STORED DATA:
-------------------------

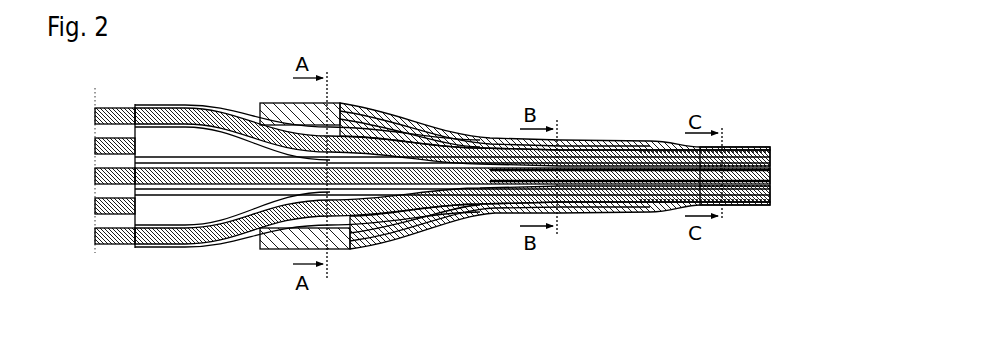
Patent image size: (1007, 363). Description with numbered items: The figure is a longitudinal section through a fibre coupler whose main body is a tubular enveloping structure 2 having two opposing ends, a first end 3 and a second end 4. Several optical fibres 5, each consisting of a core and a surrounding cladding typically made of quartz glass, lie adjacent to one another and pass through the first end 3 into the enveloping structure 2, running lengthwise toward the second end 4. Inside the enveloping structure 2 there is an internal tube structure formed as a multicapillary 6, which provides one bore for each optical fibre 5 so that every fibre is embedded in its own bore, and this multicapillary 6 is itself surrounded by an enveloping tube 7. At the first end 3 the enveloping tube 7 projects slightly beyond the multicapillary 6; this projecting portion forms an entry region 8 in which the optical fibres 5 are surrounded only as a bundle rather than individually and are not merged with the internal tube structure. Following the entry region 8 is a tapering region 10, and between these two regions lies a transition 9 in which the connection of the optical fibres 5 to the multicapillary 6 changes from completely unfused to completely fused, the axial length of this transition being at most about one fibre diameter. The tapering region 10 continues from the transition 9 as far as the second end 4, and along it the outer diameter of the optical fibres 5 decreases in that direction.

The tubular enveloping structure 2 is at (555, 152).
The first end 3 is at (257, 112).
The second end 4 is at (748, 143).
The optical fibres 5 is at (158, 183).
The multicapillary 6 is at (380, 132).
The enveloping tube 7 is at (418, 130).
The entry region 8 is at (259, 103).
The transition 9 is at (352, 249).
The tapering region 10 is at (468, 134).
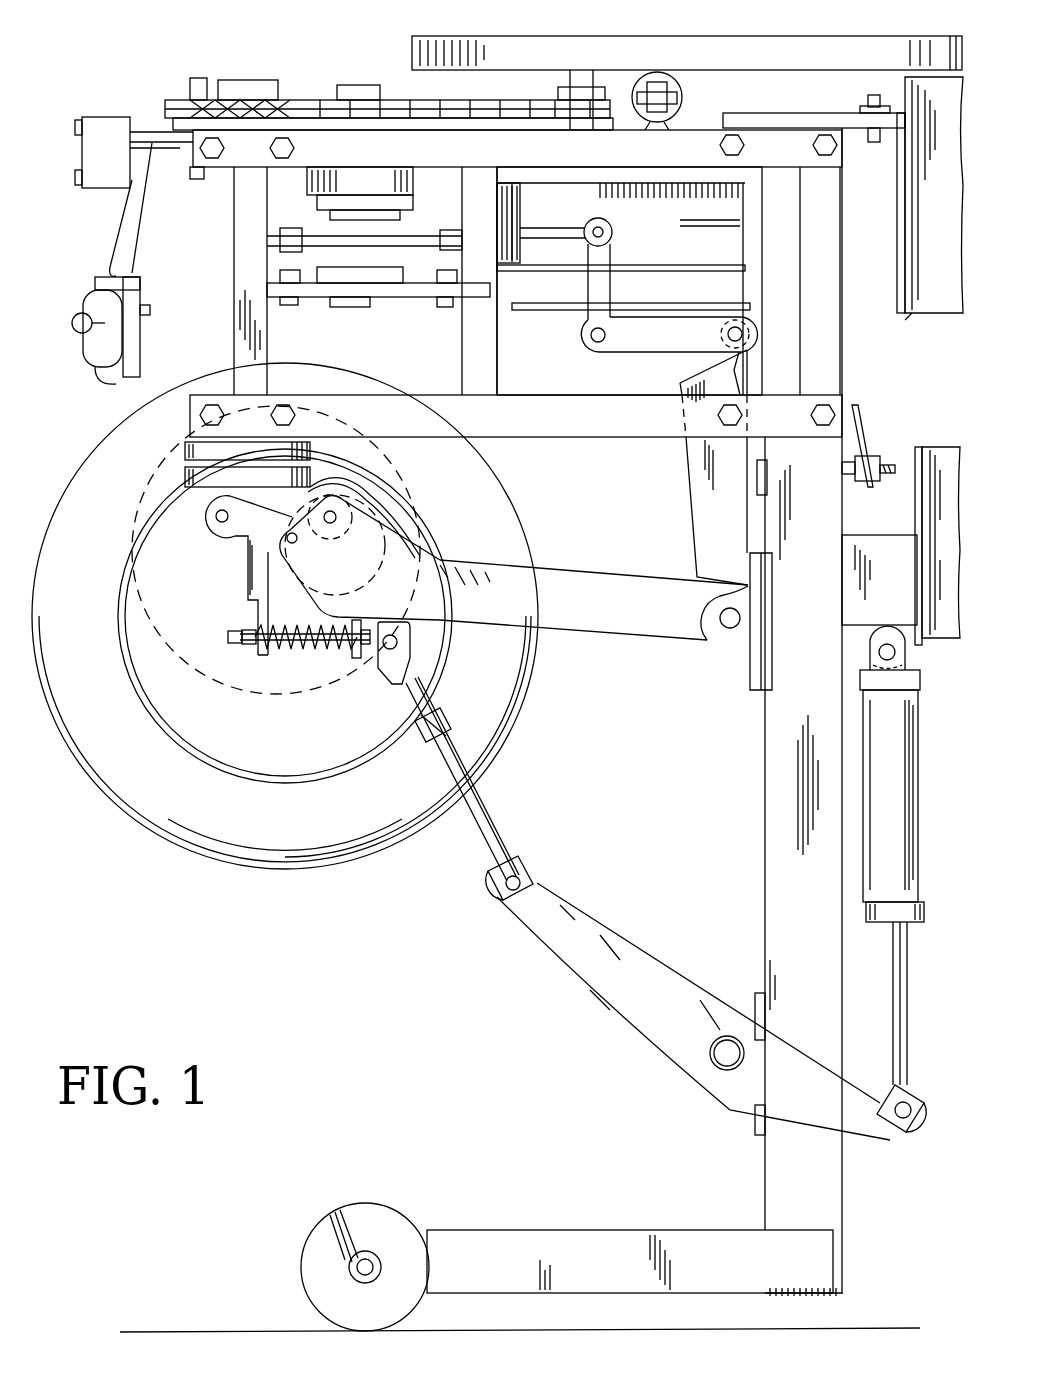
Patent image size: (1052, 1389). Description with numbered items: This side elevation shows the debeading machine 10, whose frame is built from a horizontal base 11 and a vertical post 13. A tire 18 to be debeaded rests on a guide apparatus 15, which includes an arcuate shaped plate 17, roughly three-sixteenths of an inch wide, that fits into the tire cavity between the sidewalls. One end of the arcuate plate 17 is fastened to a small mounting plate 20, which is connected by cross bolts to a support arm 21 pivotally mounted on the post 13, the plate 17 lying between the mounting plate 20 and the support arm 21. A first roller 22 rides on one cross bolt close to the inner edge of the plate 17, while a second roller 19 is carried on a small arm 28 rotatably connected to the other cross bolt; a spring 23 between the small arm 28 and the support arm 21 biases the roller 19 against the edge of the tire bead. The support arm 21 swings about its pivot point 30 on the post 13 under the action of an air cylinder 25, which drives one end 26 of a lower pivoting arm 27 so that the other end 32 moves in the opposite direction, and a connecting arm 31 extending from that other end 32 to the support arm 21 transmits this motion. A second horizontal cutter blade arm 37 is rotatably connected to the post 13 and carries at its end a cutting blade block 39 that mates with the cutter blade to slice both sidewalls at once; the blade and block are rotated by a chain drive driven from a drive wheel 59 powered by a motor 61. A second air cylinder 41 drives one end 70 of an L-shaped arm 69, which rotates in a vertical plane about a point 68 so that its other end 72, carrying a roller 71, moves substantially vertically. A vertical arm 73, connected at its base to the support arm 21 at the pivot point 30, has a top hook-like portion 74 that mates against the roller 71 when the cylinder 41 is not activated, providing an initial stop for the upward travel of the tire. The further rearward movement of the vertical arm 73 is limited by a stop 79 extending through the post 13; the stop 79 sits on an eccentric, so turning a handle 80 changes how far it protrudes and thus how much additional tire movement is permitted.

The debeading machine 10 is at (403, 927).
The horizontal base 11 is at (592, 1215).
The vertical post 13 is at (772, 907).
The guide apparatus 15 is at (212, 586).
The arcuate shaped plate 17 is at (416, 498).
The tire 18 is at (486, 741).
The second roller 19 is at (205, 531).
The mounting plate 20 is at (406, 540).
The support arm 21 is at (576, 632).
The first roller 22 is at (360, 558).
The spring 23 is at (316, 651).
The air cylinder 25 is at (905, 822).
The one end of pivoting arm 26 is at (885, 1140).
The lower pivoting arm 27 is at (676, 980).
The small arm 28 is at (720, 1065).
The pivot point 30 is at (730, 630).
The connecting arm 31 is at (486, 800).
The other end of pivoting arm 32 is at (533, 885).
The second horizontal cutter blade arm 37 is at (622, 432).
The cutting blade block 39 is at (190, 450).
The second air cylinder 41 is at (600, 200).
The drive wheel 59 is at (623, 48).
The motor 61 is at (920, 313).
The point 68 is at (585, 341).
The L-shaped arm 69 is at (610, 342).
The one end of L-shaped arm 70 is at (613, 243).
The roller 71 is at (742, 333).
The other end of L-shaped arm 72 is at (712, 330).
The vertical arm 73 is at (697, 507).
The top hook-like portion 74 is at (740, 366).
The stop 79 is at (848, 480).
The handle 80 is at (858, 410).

-------------------------

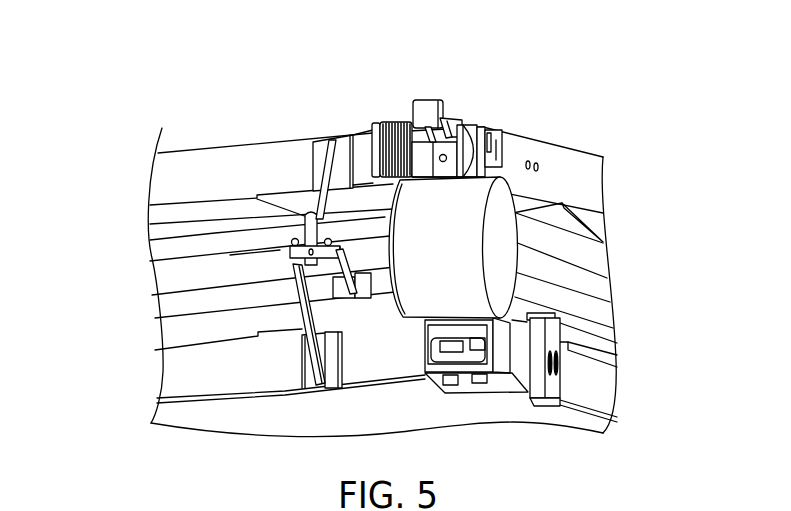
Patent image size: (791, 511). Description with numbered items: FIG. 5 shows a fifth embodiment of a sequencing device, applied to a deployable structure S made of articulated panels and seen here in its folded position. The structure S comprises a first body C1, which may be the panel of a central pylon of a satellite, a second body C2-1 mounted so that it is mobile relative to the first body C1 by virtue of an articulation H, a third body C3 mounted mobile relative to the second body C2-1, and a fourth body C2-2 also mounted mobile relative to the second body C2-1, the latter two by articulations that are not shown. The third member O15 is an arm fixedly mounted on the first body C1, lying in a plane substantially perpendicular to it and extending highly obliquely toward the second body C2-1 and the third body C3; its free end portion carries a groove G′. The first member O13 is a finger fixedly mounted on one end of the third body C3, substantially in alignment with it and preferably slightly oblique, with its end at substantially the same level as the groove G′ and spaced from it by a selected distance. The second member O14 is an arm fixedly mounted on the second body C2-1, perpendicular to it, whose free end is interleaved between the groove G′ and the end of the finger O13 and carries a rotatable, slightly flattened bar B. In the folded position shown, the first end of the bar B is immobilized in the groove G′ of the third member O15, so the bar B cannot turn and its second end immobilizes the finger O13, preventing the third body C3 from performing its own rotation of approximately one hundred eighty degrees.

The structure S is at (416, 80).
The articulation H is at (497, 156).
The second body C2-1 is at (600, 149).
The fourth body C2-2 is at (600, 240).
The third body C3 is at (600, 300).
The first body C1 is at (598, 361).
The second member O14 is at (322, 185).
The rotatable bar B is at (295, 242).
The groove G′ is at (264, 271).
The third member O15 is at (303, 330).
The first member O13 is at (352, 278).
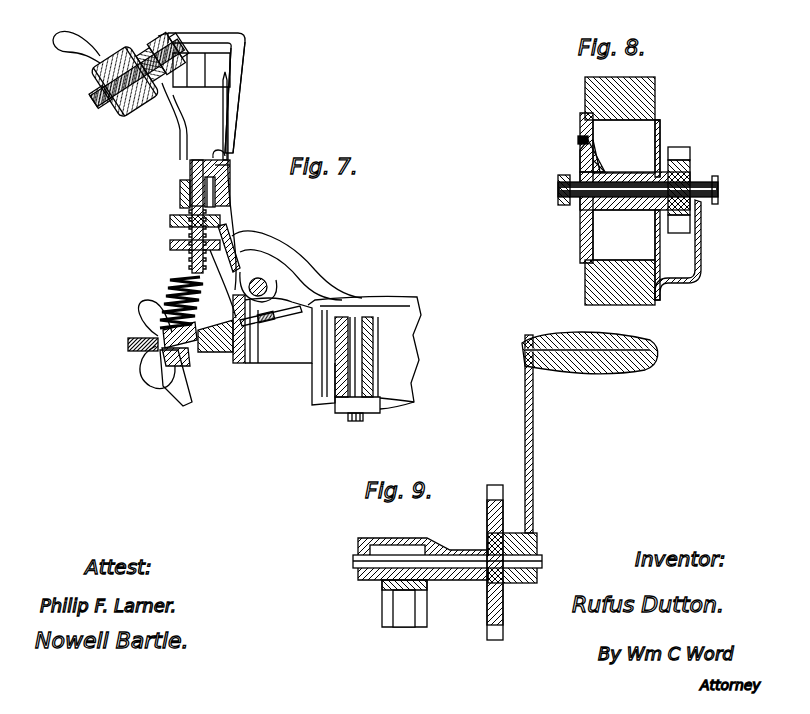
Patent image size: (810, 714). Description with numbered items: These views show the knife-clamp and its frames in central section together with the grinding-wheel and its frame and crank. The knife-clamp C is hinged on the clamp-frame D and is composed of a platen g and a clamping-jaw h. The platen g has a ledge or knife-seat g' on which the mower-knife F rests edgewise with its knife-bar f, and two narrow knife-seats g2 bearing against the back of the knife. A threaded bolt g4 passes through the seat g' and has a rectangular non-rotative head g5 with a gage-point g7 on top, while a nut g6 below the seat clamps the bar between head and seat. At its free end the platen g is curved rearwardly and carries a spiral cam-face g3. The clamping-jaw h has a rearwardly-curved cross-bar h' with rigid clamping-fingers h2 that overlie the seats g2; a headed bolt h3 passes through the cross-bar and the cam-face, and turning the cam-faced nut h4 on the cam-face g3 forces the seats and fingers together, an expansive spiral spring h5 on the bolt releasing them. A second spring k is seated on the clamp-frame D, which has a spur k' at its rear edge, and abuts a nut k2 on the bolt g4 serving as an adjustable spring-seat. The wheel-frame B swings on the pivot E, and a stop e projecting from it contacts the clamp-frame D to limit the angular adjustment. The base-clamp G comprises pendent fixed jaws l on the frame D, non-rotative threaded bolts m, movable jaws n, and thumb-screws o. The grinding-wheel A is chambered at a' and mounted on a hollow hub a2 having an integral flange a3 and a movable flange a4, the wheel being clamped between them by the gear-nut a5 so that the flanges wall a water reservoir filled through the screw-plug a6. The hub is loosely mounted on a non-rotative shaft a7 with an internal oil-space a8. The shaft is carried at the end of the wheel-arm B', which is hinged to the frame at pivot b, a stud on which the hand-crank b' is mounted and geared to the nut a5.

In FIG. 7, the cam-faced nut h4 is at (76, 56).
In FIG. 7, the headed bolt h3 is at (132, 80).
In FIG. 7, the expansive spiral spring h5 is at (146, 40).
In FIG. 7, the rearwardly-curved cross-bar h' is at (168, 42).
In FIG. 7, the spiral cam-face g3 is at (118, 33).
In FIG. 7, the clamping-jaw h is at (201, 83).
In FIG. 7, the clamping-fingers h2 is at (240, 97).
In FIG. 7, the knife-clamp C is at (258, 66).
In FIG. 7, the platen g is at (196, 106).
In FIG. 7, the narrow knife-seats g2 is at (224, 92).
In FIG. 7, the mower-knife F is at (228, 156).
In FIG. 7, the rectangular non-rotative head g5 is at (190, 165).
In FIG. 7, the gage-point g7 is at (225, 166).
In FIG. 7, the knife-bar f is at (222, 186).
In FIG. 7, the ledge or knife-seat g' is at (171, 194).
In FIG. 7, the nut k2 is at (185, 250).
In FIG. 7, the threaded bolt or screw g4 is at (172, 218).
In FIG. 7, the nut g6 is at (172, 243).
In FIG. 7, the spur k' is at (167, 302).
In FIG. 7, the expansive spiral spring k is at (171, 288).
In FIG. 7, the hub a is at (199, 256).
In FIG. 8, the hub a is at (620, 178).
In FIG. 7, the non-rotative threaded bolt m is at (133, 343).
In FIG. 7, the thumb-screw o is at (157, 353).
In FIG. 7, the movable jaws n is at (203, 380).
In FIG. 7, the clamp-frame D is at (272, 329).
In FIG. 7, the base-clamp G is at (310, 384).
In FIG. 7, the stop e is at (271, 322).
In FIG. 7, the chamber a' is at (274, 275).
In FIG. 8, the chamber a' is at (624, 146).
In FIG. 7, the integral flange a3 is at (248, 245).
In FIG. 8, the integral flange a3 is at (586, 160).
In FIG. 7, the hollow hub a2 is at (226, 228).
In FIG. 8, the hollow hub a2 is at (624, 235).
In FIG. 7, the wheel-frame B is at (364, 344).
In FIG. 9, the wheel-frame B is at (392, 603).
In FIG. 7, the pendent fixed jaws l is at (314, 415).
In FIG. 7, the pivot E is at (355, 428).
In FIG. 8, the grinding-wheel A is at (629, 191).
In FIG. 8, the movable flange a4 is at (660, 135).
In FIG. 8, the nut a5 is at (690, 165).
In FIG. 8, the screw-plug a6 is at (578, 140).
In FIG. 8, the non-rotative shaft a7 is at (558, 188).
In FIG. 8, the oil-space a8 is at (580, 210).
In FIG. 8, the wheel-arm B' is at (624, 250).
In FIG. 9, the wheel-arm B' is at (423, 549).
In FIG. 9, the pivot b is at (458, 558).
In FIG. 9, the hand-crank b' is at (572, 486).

-------------------------

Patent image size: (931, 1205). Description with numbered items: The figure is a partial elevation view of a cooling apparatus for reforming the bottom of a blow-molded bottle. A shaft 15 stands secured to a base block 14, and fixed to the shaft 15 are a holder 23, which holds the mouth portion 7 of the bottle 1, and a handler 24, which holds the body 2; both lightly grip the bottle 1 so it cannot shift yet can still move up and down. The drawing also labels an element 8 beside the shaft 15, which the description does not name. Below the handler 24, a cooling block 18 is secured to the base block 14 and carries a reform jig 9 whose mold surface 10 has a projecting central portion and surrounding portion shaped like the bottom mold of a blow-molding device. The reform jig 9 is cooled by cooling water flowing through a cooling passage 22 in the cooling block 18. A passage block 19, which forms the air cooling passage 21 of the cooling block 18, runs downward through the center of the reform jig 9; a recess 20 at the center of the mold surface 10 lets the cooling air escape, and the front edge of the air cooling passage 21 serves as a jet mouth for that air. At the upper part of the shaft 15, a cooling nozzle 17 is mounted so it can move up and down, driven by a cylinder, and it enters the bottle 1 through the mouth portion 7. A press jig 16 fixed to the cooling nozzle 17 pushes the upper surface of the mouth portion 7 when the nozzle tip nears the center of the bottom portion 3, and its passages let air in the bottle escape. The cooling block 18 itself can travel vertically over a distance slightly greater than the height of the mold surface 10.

-------------------------

WHAT THE EXERCISE ASKS:
Print the data from the line with "Patent image size: (1007, 363)." to the line with "The tapering region 10 is at (468, 134)." verbatim.

SOLUTION FOR THIS EXERCISE:
Patent image size: (1007, 363). Description with numbered items: The figure is a longitudinal section through a fibre coupler whose main body is a tubular enveloping structure 2 having two opposing ends, a first end 3 and a second end 4. Several optical fibres 5, each consisting of a core and a surrounding cladding typically made of quartz glass, lie adjacent to one another and pass through the first end 3 into the enveloping structure 2, running lengthwise toward the second end 4. Inside the enveloping structure 2 there is an internal tube structure formed as a multicapillary 6, which provides one bore for each optical fibre 5 so that every fibre is embedded in its own bore, and this multicapillary 6 is itself surrounded by an enveloping tube 7. At the first end 3 the enveloping tube 7 projects slightly beyond the multicapillary 6; this projecting portion forms an entry region 8 in which the optical fibres 5 are surrounded only as a bundle rather than individually and are not merged with the internal tube structure. Following the entry region 8 is a tapering region 10, and between these two regions lies a transition 9 in which the connection of the optical fibres 5 to the multicapillary 6 changes from completely unfused to completely fused, the axial length of this transition being at most about one fibre diameter. The tapering region 10 continues from the transition 9 as far as the second end 4, and along it the outer diameter of the optical fibres 5 decreases in that direction.

The tubular enveloping structure 2 is at (555, 152).
The first end 3 is at (257, 112).
The second end 4 is at (748, 143).
The optical fibres 5 is at (158, 183).
The multicapillary 6 is at (380, 132).
The enveloping tube 7 is at (418, 130).
The entry region 8 is at (259, 103).
The transition 9 is at (352, 249).
The tapering region 10 is at (468, 134).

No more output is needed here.